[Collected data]
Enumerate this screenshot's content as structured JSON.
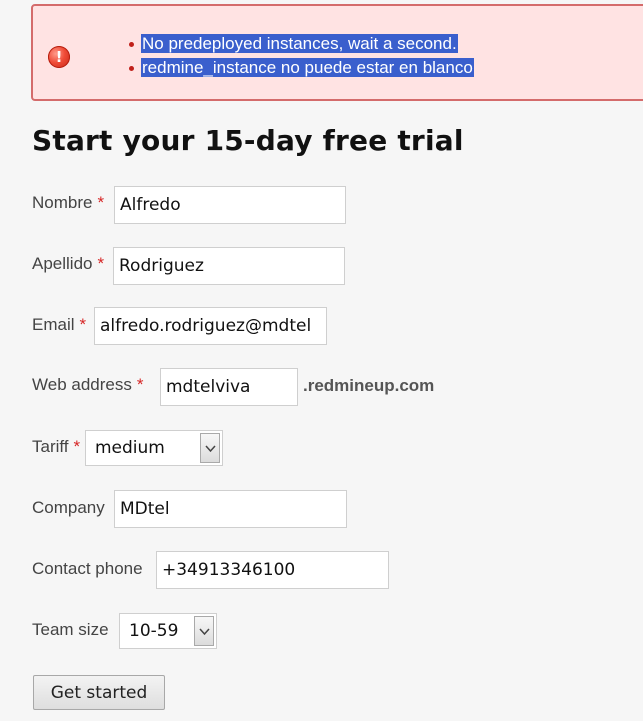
{
  "errors": {
    "icon": "exclamation-icon",
    "messages": [
      "No predeployed instances, wait a second.",
      "redmine_instance no puede estar en blanco"
    ]
  },
  "title": "Start your 15-day free trial",
  "form": {
    "required_mark": "*",
    "nombre": {
      "label": "Nombre",
      "value": "Alfredo"
    },
    "apellido": {
      "label": "Apellido",
      "value": "Rodriguez"
    },
    "email": {
      "label": "Email",
      "value": "alfredo.rodriguez@mdtel"
    },
    "web_address": {
      "label": "Web address",
      "value": "mdtelviva",
      "suffix": ".redmineup.com"
    },
    "tariff": {
      "label": "Tariff",
      "selected": "medium"
    },
    "company": {
      "label": "Company",
      "value": "MDtel"
    },
    "contact_phone": {
      "label": "Contact phone",
      "value": "+34913346100"
    },
    "team_size": {
      "label": "Team size",
      "selected": "10-59"
    },
    "submit_label": "Get started"
  },
  "colors": {
    "error_background": "#ffe3e3",
    "error_border": "#d46b6b",
    "selection": "#3a5fcd",
    "required": "#d62525"
  }
}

(Directions for this task): Reproduce every record above exactly, but leave out the pictures.

(The answer):
Enumerate this screenshot's content as structured JSON.
{
  "errors": {
    "icon": "exclamation-icon",
    "messages": [
      "No predeployed instances, wait a second.",
      "redmine_instance no puede estar en blanco"
    ]
  },
  "title": "Start your 15-day free trial",
  "form": {
    "required_mark": "*",
    "nombre": {
      "label": "Nombre",
      "value": "Alfredo"
    },
    "apellido": {
      "label": "Apellido",
      "value": "Rodriguez"
    },
    "email": {
      "label": "Email",
      "value": "alfredo.rodriguez@mdtel"
    },
    "web_address": {
      "label": "Web address",
      "value": "mdtelviva",
      "suffix": ".redmineup.com"
    },
    "tariff": {
      "label": "Tariff",
      "selected": "medium"
    },
    "company": {
      "label": "Company",
      "value": "MDtel"
    },
    "contact_phone": {
      "label": "Contact phone",
      "value": "+34913346100"
    },
    "team_size": {
      "label": "Team size",
      "selected": "10-59"
    },
    "submit_label": "Get started"
  },
  "colors": {
    "error_background": "#ffe3e3",
    "error_border": "#d46b6b",
    "selection": "#3a5fcd",
    "required": "#d62525"
  }
}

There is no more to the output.